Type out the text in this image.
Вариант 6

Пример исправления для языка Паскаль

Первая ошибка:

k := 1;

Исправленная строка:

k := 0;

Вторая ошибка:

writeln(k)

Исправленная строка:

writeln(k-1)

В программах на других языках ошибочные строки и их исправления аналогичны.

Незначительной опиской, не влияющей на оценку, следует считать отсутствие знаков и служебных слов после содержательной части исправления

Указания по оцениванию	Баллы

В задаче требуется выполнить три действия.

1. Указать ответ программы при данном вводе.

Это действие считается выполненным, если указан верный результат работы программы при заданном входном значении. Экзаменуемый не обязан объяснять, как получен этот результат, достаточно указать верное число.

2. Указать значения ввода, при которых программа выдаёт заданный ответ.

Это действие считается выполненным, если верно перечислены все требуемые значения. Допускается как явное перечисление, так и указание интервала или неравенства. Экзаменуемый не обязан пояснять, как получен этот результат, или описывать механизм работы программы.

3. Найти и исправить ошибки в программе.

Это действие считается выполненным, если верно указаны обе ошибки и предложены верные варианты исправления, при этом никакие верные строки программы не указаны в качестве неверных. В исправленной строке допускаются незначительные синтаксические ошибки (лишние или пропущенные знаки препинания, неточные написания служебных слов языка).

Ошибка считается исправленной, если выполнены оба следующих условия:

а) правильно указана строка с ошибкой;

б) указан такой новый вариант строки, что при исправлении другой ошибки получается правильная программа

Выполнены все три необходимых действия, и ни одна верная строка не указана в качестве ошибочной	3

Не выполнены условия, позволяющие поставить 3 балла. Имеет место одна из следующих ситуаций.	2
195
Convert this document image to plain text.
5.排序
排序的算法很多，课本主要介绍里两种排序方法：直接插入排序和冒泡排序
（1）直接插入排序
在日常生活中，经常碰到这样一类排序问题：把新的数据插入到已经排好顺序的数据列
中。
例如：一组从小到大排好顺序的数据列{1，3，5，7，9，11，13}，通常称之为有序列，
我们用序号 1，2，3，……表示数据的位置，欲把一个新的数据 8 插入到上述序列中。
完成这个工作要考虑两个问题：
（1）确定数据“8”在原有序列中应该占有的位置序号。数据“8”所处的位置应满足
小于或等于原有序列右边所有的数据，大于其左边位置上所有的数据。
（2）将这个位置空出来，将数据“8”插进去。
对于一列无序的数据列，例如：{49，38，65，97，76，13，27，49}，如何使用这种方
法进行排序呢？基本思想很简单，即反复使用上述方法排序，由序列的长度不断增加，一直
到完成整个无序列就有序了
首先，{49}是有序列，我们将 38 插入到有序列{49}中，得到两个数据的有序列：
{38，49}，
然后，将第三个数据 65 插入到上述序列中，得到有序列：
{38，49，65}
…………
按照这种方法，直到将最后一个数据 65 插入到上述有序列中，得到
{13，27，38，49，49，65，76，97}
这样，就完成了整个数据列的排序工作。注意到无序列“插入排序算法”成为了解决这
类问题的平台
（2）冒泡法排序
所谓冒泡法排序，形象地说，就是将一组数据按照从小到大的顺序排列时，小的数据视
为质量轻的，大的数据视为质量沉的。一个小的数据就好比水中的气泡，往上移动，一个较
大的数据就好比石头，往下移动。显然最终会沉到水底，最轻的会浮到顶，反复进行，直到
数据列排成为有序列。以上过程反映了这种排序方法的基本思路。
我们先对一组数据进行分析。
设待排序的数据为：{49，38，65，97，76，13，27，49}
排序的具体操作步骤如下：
-----
Write out exactly the lines from the line holding "Convert this document image to plain text." through the last line of the data, and nothing besides those lines.

Convert this document image to plain text.
5.排序
排序的算法很多，课本主要介绍里两种排序方法：直接插入排序和冒泡排序
（1）直接插入排序
在日常生活中，经常碰到这样一类排序问题：把新的数据插入到已经排好顺序的数据列
中。
例如：一组从小到大排好顺序的数据列{1，3，5，7，9，11，13}，通常称之为有序列，
我们用序号 1，2，3，……表示数据的位置，欲把一个新的数据 8 插入到上述序列中。
完成这个工作要考虑两个问题：
（1）确定数据“8”在原有序列中应该占有的位置序号。数据“8”所处的位置应满足
小于或等于原有序列右边所有的数据，大于其左边位置上所有的数据。
（2）将这个位置空出来，将数据“8”插进去。
对于一列无序的数据列，例如：{49，38，65，97，76，13，27，49}，如何使用这种方
法进行排序呢？基本思想很简单，即反复使用上述方法排序，由序列的长度不断增加，一直
到完成整个无序列就有序了
首先，{49}是有序列，我们将 38 插入到有序列{49}中，得到两个数据的有序列：
{38，49}，
然后，将第三个数据 65 插入到上述序列中，得到有序列：
{38，49，65}
…………
按照这种方法，直到将最后一个数据 65 插入到上述有序列中，得到
{13，27，38，49，49，65，76，97}
这样，就完成了整个数据列的排序工作。注意到无序列“插入排序算法”成为了解决这
类问题的平台
（2）冒泡法排序
所谓冒泡法排序，形象地说，就是将一组数据按照从小到大的顺序排列时，小的数据视
为质量轻的，大的数据视为质量沉的。一个小的数据就好比水中的气泡，往上移动，一个较
大的数据就好比石头，往下移动。显然最终会沉到水底，最轻的会浮到顶，反复进行，直到
数据列排成为有序列。以上过程反映了这种排序方法的基本思路。
我们先对一组数据进行分析。
设待排序的数据为：{49，38，65，97，76，13，27，49}
排序的具体操作步骤如下：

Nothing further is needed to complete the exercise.